### AUFGABE 1
Gib aus dem Text über die Kosten der äthiopischen Maßnahmen am Nil den Abschnitt zwischen „Ein hochrangiger Experte“ und „entlang des Nils.“ einschließlich wortgetreu aus.
### AUFGABE 2
Prüfe anhand des Textes über die Kosten der äthiopischen Maßnahmen am Nil, ob die folgenden Aussagen zutreffen. Beantworte jede mit Ja oder Nein und zitiere die entscheidenden Worte des Textes wörtlich.
(a) Der Experte für grenzüberschreitende Wasserressourcen kommt aus Addis Ababa.
(b) Gefordert wird, dass Äthiopien die Kosten für die Maßnahmen allein trägt.
(c) Die Maßnahmen zur Wiederherstellung von Einzugsgebieten haben laut Text nur lokale Auswirkungen.
### AUFGABE 3
Worauf entlang des Nils wirken sich die Maßnahmen laut dem Text über die Kosten der äthiopischen Maßnahmen am Nil insbesondere aus?

### VORLIEGENDER TEXT
↓↓↓

Ein hochrangiger Experte für grenzüberschreitende Wasserressourcen aus Addis Ababa hat gefordert, dass die amtierenden Nil-Nachbarn Ägypten und Sudan einen fairen Anteil an den Kosten für Äthiopiens umfangreiche Bewässerungs- und Aufforstungsmaßnahmen übernehmen sollten. Die Maßnahmen zur Wiederherstellung von Einzugsgebieten hätten nicht nur lokale, sondern auch regionale Auswirkungen – insbesondere auf die Wasserqualität und -regulierung entlang des Nils.

↑↑↑

### BEREITGESTELLTE ANGABEN
↓↓↓

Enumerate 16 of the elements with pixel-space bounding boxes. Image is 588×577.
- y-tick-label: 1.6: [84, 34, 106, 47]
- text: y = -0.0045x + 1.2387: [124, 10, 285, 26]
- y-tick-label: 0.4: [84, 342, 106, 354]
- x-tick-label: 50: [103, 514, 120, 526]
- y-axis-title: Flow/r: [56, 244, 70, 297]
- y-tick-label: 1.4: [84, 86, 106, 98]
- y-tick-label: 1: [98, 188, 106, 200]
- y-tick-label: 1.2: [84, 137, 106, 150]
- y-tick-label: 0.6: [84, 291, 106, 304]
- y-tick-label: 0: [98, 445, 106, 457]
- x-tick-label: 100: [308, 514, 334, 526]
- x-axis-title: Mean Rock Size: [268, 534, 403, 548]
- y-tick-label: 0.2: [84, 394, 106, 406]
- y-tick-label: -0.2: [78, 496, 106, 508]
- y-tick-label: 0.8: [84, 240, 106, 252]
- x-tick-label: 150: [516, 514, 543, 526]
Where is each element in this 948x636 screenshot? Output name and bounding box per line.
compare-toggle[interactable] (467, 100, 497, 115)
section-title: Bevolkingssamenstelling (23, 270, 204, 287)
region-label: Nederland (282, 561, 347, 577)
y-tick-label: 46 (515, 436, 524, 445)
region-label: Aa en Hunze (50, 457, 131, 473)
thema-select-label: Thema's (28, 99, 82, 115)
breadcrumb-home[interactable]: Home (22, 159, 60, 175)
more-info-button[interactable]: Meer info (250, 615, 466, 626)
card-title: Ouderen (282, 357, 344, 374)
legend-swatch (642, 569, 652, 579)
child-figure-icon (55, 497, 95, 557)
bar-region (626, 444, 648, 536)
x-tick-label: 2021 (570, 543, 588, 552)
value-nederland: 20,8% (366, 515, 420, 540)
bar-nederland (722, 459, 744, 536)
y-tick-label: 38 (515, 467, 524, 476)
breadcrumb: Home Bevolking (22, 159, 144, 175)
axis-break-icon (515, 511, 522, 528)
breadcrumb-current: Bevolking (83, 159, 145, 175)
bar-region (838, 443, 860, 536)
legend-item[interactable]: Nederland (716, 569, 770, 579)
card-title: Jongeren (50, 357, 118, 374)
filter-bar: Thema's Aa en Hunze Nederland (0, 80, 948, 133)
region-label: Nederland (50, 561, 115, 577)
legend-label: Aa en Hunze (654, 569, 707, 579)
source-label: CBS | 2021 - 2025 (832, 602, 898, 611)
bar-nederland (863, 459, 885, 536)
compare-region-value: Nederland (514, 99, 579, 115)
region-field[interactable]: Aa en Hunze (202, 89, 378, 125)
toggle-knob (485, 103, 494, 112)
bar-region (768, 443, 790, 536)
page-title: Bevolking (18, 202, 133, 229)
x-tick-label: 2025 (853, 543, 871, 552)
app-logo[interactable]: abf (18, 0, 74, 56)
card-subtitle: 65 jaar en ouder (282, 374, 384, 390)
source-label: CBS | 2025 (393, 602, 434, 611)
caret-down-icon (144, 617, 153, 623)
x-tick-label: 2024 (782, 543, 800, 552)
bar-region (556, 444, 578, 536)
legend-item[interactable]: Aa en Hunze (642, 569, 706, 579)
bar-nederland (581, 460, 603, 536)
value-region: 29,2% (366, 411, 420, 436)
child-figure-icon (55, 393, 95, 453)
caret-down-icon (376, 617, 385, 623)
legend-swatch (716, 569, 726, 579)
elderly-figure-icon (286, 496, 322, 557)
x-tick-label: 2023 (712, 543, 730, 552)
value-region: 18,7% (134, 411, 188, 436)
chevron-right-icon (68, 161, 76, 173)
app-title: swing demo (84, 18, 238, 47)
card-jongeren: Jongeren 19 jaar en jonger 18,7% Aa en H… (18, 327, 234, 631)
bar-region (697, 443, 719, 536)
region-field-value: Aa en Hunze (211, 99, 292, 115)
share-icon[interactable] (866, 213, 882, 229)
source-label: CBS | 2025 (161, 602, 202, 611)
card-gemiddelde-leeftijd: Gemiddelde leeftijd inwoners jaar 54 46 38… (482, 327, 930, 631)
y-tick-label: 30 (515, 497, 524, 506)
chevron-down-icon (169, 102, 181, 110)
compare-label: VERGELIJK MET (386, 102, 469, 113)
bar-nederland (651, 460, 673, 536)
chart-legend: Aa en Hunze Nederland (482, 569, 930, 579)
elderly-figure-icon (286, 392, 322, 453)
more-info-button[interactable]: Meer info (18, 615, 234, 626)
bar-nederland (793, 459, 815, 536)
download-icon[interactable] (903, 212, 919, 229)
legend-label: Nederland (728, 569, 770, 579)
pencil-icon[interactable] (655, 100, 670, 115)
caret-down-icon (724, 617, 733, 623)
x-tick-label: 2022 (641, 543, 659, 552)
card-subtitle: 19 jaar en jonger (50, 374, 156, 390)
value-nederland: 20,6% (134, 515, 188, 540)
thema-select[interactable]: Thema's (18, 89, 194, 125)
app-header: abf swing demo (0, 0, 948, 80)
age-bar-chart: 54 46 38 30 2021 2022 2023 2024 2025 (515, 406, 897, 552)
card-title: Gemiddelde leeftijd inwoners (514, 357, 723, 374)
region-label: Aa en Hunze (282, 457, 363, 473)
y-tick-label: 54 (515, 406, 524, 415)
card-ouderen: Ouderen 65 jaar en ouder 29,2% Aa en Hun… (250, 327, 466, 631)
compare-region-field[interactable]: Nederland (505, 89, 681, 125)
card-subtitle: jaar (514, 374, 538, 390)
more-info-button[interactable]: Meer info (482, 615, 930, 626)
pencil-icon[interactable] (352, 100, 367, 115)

↑↑↑

### LÖSUNG 1
Ein hochrangiger Experte für grenzüberschreitende Wasserressourcen aus Addis Ababa hat gefordert, dass die amtierenden Nil-Nachbarn Ägypten und Sudan einen fairen Anteil an den Kosten für Äthiopiens umfangreiche Bewässerungs- und Aufforstungsmaßnahmen übernehmen sollten. Die Maßnahmen zur Wiederherstellung von Einzugsgebieten hätten nicht nur lokale, sondern auch regionale Auswirkungen – insbesondere auf die Wasserqualität und -regulierung entlang des Nils.

### LÖSUNG 2
(a) Ja: „Ein hochrangiger Experte für grenzüberschreitende Wasserressourcen aus Addis Ababa“
(b) Nein: „dass die amtierenden Nil-Nachbarn Ägypten und Sudan einen fairen Anteil an den Kosten für Äthiopiens umfangreiche Bewässerungs- und Aufforstungsmaßnahmen übernehmen sollten“
(c) Nein: „nicht nur lokale, sondern auch regionale Auswirkungen“

### LÖSUNG 3
Auf die Wasserqualität und -regulierung.